What lines of the data include the string "name"? Copy them all.

#####

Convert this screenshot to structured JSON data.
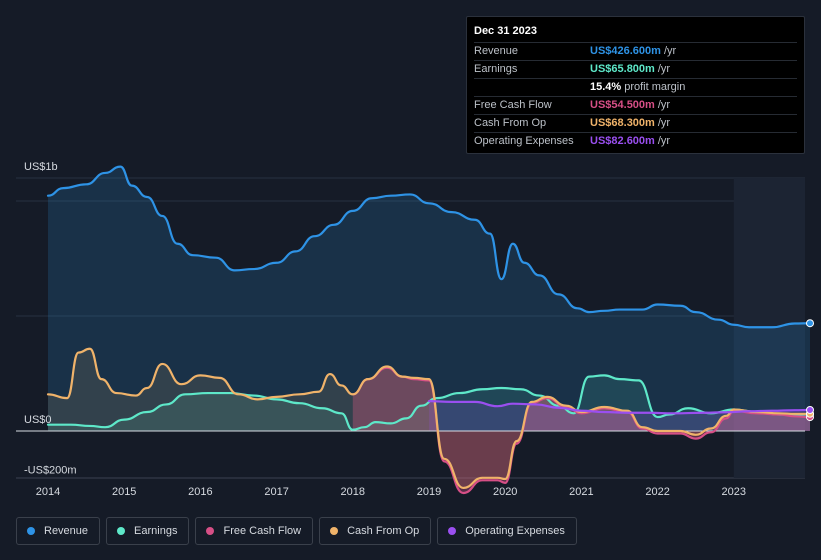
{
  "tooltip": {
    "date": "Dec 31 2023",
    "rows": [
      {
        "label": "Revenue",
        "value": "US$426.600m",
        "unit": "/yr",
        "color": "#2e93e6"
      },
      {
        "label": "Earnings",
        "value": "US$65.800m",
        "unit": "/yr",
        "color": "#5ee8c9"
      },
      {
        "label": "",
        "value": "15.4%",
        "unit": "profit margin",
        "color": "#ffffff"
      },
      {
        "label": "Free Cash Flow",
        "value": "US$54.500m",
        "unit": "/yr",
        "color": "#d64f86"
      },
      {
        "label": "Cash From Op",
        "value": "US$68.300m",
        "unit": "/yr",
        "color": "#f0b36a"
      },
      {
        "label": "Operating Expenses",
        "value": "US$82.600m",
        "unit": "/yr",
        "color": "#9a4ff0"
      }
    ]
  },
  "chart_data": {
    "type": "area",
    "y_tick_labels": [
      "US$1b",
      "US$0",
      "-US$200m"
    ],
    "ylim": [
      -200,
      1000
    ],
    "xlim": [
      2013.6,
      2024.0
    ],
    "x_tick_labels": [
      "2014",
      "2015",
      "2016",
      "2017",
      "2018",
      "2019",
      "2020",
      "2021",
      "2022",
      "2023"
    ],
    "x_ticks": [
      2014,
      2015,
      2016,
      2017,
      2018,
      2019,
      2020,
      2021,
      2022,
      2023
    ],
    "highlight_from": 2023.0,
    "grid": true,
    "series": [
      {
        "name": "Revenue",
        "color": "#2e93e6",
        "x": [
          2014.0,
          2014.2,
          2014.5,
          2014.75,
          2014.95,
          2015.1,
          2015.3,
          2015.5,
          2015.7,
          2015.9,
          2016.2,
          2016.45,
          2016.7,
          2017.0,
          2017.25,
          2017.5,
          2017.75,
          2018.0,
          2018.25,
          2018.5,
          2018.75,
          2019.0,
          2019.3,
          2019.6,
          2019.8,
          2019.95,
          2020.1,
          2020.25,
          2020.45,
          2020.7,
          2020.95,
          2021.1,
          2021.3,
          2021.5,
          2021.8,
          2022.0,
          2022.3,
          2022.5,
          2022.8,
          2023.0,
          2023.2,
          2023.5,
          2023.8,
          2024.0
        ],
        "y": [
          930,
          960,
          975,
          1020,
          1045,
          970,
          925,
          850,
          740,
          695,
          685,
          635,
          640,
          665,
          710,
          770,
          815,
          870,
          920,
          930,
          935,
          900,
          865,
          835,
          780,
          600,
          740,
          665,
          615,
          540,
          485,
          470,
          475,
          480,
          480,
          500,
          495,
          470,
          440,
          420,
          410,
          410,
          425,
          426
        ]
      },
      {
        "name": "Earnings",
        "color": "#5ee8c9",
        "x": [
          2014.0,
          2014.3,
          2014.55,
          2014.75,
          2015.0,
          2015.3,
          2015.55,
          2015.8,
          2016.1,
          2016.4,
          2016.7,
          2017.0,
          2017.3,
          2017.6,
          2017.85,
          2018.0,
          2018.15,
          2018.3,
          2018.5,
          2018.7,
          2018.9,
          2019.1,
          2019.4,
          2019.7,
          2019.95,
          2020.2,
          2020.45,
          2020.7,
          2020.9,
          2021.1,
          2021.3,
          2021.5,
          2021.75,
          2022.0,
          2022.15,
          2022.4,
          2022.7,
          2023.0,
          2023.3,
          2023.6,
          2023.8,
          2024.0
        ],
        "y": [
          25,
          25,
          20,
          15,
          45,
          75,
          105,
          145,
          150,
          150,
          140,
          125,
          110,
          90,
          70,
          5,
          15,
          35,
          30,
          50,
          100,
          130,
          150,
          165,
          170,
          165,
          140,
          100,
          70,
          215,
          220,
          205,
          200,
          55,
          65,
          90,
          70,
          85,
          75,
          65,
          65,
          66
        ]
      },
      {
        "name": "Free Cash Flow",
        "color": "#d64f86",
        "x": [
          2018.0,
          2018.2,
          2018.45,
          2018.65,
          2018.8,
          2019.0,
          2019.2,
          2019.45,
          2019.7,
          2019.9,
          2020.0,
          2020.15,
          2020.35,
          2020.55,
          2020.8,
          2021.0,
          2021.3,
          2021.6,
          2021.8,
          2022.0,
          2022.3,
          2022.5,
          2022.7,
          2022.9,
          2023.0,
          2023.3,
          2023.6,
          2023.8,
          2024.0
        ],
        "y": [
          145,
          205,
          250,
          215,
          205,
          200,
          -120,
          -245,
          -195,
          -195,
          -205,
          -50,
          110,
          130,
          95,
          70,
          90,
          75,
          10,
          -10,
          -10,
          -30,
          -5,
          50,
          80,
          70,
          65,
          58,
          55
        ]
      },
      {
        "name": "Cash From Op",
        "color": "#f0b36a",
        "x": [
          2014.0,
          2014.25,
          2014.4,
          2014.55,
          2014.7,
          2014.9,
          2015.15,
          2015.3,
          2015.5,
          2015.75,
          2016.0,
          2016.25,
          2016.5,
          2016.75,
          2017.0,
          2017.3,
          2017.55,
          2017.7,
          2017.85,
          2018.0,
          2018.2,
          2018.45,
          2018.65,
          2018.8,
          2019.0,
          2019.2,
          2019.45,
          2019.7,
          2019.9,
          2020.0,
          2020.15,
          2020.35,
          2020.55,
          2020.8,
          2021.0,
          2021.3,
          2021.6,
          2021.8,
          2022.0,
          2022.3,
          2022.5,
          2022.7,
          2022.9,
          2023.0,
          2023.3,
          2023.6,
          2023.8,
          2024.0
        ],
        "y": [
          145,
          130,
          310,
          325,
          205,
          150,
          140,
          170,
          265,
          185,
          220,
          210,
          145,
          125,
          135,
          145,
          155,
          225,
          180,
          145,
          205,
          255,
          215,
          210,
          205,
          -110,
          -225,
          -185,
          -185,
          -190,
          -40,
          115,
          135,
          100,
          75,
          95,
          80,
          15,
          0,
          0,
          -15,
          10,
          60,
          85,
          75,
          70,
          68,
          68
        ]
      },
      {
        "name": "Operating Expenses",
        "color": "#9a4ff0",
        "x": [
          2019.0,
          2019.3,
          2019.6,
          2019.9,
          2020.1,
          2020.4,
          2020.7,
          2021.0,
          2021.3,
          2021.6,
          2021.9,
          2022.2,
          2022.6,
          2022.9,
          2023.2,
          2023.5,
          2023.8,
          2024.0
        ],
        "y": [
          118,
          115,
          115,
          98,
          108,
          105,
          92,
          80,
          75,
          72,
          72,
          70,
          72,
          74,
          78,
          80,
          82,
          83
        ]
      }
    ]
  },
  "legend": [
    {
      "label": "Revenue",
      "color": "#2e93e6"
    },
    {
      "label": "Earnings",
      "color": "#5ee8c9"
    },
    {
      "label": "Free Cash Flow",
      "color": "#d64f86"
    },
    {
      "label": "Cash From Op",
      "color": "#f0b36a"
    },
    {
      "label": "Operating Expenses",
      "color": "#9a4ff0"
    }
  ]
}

#####

Solution for this task -
        "name": "Revenue",
        "name": "Earnings",
        "name": "Free Cash Flow",
        "name": "Cash From Op",
        "name": "Operating Expenses",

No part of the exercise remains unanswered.